[RECORDS SUPPLIED]

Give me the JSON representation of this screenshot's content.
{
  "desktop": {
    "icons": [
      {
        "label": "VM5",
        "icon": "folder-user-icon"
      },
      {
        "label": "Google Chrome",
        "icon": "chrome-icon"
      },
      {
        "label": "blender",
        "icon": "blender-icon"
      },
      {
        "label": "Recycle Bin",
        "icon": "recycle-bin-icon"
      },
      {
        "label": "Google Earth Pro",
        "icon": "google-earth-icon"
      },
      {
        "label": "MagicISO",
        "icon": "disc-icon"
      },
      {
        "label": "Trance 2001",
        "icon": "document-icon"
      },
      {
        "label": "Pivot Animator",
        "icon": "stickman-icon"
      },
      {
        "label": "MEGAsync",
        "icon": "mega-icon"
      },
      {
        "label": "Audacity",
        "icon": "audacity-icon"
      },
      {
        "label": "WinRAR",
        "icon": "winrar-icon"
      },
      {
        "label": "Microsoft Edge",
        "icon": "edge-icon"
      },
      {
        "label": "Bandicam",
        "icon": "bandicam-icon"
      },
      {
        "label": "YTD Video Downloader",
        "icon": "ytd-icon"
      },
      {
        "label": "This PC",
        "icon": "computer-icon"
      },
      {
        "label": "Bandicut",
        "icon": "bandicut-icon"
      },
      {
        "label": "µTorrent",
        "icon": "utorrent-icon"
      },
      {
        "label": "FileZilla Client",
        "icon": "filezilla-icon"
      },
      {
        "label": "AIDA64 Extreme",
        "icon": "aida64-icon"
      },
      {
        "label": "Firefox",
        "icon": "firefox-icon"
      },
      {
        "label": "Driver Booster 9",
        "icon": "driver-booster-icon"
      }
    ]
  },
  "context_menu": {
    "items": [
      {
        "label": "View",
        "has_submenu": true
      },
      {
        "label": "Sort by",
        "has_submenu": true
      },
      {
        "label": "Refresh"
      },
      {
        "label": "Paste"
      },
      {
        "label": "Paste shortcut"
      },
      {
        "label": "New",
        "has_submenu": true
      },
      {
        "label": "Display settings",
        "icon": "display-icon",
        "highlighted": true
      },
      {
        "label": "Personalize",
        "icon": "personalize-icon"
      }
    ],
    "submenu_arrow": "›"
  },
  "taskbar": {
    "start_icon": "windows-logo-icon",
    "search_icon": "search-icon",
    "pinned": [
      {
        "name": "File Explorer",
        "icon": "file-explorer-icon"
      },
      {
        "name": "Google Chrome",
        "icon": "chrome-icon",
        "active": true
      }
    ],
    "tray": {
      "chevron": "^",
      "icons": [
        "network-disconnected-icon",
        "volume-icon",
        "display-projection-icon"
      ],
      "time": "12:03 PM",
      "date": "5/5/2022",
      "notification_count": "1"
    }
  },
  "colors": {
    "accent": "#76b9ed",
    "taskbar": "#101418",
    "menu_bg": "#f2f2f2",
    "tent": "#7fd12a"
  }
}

[SHORT PROBLEM]
Each record above should be output again exactly.

[REPLY TO THE TASK]
Give me the JSON representation of this screenshot's content.
{
  "desktop": {
    "icons": [
      {
        "label": "VM5",
        "icon": "folder-user-icon"
      },
      {
        "label": "Google Chrome",
        "icon": "chrome-icon"
      },
      {
        "label": "blender",
        "icon": "blender-icon"
      },
      {
        "label": "Recycle Bin",
        "icon": "recycle-bin-icon"
      },
      {
        "label": "Google Earth Pro",
        "icon": "google-earth-icon"
      },
      {
        "label": "MagicISO",
        "icon": "disc-icon"
      },
      {
        "label": "Trance 2001",
        "icon": "document-icon"
      },
      {
        "label": "Pivot Animator",
        "icon": "stickman-icon"
      },
      {
        "label": "MEGAsync",
        "icon": "mega-icon"
      },
      {
        "label": "Audacity",
        "icon": "audacity-icon"
      },
      {
        "label": "WinRAR",
        "icon": "winrar-icon"
      },
      {
        "label": "Microsoft Edge",
        "icon": "edge-icon"
      },
      {
        "label": "Bandicam",
        "icon": "bandicam-icon"
      },
      {
        "label": "YTD Video Downloader",
        "icon": "ytd-icon"
      },
      {
        "label": "This PC",
        "icon": "computer-icon"
      },
      {
        "label": "Bandicut",
        "icon": "bandicut-icon"
      },
      {
        "label": "µTorrent",
        "icon": "utorrent-icon"
      },
      {
        "label": "FileZilla Client",
        "icon": "filezilla-icon"
      },
      {
        "label": "AIDA64 Extreme",
        "icon": "aida64-icon"
      },
      {
        "label": "Firefox",
        "icon": "firefox-icon"
      },
      {
        "label": "Driver Booster 9",
        "icon": "driver-booster-icon"
      }
    ]
  },
  "context_menu": {
    "items": [
      {
        "label": "View",
        "has_submenu": true
      },
      {
        "label": "Sort by",
        "has_submenu": true
      },
      {
        "label": "Refresh"
      },
      {
        "label": "Paste"
      },
      {
        "label": "Paste shortcut"
      },
      {
        "label": "New",
        "has_submenu": true
      },
      {
        "label": "Display settings",
        "icon": "display-icon",
        "highlighted": true
      },
      {
        "label": "Personalize",
        "icon": "personalize-icon"
      }
    ],
    "submenu_arrow": "›"
  },
  "taskbar": {
    "start_icon": "windows-logo-icon",
    "search_icon": "search-icon",
    "pinned": [
      {
        "name": "File Explorer",
        "icon": "file-explorer-icon"
      },
      {
        "name": "Google Chrome",
        "icon": "chrome-icon",
        "active": true
      }
    ],
    "tray": {
      "chevron": "^",
      "icons": [
        "network-disconnected-icon",
        "volume-icon",
        "display-projection-icon"
      ],
      "time": "12:03 PM",
      "date": "5/5/2022",
      "notification_count": "1"
    }
  },
  "colors": {
    "accent": "#76b9ed",
    "taskbar": "#101418",
    "menu_bg": "#f2f2f2",
    "tent": "#7fd12a"
  }
}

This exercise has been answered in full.